Take every line from the material that has the word "gram" in it.

----- Data supplied -----

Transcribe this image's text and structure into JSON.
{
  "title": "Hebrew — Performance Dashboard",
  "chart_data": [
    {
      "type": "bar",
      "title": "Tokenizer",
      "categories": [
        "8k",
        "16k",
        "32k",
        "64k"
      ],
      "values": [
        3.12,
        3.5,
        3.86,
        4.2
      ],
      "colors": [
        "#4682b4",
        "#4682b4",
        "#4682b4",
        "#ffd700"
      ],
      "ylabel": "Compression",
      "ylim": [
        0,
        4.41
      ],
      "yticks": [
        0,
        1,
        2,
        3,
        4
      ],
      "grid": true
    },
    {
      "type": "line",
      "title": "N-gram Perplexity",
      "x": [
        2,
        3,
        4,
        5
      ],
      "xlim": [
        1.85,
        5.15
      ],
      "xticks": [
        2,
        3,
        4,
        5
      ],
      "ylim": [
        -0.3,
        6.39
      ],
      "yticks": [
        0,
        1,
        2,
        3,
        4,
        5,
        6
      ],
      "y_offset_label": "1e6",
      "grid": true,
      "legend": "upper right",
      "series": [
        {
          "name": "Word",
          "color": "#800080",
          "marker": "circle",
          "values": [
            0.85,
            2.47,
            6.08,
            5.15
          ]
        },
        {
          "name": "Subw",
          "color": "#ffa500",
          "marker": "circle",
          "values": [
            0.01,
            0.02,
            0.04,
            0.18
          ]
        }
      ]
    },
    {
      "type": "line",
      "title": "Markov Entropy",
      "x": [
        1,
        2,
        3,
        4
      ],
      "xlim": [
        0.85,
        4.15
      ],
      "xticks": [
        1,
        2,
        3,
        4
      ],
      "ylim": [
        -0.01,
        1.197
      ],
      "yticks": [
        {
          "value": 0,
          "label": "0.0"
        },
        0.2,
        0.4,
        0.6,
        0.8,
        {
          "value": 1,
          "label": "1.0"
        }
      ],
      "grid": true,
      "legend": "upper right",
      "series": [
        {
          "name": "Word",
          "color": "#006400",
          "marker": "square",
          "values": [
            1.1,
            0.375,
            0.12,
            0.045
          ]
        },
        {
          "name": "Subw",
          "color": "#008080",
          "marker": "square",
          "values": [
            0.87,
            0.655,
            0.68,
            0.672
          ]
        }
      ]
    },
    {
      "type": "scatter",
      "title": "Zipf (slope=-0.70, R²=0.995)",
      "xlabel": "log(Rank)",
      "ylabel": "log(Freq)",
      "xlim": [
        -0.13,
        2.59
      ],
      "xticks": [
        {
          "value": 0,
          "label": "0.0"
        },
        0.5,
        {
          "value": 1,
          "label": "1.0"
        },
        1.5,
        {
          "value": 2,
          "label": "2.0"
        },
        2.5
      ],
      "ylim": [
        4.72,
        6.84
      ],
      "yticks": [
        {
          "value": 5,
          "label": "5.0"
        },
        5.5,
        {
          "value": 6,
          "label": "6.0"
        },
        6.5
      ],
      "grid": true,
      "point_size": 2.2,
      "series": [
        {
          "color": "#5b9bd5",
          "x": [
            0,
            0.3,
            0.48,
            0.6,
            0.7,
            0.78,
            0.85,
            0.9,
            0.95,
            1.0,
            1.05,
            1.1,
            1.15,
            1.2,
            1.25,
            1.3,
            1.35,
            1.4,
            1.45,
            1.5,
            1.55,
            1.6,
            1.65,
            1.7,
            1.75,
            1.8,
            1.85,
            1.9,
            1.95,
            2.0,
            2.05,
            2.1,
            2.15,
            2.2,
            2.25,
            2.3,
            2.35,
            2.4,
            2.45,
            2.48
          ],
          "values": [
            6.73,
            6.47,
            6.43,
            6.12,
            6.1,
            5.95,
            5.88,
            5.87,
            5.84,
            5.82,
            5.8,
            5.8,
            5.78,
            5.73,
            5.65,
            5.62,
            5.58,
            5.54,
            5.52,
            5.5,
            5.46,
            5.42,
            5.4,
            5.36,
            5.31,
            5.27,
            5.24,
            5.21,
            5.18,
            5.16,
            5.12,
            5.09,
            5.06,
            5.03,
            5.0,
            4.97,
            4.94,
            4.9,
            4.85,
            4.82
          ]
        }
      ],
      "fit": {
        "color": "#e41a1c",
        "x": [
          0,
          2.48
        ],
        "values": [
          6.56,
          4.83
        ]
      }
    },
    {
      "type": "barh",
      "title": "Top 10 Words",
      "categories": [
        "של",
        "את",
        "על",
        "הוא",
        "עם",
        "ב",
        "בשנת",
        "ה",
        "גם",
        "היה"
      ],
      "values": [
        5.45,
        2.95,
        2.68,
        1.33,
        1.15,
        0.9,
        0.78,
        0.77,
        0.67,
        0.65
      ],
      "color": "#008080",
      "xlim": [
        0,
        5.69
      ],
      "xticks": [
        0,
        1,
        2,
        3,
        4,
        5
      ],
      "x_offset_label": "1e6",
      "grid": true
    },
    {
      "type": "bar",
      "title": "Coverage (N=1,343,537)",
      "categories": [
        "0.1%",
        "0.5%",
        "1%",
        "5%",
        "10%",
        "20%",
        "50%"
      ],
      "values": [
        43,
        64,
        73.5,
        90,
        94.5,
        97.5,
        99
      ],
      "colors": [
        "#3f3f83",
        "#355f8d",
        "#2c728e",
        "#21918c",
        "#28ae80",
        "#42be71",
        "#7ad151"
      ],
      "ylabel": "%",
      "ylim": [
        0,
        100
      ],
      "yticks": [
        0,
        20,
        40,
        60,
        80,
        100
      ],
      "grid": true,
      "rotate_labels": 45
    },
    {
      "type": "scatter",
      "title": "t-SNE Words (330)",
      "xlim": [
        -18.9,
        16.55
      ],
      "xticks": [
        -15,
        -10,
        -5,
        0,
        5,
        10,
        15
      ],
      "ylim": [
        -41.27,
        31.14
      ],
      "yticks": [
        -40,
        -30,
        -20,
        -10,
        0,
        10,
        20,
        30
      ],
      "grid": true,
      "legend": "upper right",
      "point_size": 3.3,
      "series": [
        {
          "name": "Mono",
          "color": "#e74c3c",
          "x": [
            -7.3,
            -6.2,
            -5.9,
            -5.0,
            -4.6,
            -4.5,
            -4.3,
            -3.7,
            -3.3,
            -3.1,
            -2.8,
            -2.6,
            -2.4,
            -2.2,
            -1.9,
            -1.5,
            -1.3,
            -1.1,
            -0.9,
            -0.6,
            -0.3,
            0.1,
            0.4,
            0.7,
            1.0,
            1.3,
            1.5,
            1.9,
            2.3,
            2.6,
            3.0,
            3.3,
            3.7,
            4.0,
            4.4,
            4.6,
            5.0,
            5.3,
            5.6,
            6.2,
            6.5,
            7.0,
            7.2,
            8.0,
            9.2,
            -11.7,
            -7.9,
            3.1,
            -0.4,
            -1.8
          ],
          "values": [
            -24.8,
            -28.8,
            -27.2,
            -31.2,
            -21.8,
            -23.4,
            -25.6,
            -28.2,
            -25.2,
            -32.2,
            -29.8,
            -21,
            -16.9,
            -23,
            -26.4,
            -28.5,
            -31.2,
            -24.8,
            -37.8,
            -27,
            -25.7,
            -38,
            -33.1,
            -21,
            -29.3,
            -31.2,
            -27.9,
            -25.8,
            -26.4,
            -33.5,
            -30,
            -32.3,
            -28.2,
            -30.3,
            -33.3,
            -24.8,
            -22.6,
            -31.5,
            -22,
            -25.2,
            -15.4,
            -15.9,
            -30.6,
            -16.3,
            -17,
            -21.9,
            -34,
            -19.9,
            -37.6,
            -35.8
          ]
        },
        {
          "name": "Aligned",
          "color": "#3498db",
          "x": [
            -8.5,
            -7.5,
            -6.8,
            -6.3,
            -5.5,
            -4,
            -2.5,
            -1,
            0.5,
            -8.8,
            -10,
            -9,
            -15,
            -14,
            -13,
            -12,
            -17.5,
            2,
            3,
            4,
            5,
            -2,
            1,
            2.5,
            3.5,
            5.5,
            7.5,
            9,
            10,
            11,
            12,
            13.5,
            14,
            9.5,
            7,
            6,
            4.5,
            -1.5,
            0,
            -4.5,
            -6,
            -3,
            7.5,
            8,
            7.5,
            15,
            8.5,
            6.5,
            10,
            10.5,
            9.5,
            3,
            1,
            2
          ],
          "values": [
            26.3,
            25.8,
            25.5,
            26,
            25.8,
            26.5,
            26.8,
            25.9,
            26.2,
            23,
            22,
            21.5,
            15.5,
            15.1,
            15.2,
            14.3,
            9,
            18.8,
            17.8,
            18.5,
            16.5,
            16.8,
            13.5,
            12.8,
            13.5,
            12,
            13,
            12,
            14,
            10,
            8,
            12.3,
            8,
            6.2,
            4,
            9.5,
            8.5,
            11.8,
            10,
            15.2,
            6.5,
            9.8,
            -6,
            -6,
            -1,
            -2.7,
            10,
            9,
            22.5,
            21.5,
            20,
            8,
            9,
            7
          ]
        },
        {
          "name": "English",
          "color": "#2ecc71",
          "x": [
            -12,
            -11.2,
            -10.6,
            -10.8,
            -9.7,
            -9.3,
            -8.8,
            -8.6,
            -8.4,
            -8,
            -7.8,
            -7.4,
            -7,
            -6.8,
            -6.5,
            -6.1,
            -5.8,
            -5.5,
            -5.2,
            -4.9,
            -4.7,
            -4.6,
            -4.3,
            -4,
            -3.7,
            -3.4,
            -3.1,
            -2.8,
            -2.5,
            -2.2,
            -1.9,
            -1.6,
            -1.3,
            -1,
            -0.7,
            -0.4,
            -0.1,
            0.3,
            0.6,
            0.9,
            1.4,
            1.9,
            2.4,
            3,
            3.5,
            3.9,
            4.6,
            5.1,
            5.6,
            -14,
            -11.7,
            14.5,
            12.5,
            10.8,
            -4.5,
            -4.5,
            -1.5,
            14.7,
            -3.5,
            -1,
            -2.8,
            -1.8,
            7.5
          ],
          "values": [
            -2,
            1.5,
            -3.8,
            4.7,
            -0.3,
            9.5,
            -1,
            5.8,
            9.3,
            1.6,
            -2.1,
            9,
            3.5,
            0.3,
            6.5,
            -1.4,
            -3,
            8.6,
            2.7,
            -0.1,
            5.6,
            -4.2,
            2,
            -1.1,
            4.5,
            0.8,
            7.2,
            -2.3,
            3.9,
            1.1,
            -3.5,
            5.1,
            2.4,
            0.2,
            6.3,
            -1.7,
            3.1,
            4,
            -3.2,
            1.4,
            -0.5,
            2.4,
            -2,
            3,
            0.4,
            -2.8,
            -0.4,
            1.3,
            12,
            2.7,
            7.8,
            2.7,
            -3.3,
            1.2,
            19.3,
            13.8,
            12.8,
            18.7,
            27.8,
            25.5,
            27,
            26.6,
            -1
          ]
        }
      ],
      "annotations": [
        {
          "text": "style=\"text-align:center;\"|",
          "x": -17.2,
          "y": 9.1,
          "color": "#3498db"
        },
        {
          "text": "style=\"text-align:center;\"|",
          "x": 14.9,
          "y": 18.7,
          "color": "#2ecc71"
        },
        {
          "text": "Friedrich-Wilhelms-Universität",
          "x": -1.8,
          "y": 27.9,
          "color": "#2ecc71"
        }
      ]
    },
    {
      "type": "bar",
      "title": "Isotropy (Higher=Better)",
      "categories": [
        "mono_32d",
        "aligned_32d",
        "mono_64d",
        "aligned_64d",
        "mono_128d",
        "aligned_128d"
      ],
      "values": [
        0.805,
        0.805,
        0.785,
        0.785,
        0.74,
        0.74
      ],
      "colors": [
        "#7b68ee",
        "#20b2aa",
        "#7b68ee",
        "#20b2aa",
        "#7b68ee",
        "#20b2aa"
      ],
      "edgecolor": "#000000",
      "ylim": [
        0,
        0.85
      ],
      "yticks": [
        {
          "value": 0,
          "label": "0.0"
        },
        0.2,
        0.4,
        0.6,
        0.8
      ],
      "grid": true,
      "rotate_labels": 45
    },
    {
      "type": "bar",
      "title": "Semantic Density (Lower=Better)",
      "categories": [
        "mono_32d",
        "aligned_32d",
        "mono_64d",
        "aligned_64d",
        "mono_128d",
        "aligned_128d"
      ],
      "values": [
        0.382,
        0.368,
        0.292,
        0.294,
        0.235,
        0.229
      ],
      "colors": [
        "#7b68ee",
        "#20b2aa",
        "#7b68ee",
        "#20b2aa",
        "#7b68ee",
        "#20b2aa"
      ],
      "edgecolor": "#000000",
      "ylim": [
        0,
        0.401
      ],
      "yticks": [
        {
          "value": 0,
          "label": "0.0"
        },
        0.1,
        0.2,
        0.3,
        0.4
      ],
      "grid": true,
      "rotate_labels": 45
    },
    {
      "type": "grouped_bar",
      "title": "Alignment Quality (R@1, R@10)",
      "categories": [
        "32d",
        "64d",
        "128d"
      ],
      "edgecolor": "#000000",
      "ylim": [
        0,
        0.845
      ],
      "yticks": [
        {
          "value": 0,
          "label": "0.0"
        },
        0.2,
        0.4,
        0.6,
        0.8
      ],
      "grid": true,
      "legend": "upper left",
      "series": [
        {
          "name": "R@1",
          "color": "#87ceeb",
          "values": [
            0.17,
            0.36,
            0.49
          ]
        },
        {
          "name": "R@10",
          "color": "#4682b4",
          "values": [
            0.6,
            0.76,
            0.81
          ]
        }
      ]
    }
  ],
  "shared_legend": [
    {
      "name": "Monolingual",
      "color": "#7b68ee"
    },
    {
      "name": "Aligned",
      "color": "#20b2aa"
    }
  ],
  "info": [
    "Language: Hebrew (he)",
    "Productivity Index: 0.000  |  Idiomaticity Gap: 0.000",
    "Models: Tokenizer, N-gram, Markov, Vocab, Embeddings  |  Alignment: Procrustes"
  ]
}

-----

Expected answer:
      "title": "N-gram Perplexity",
    "Models: Tokenizer, N-gram, Markov, Vocab, Embeddings  |  Alignment: Procrustes"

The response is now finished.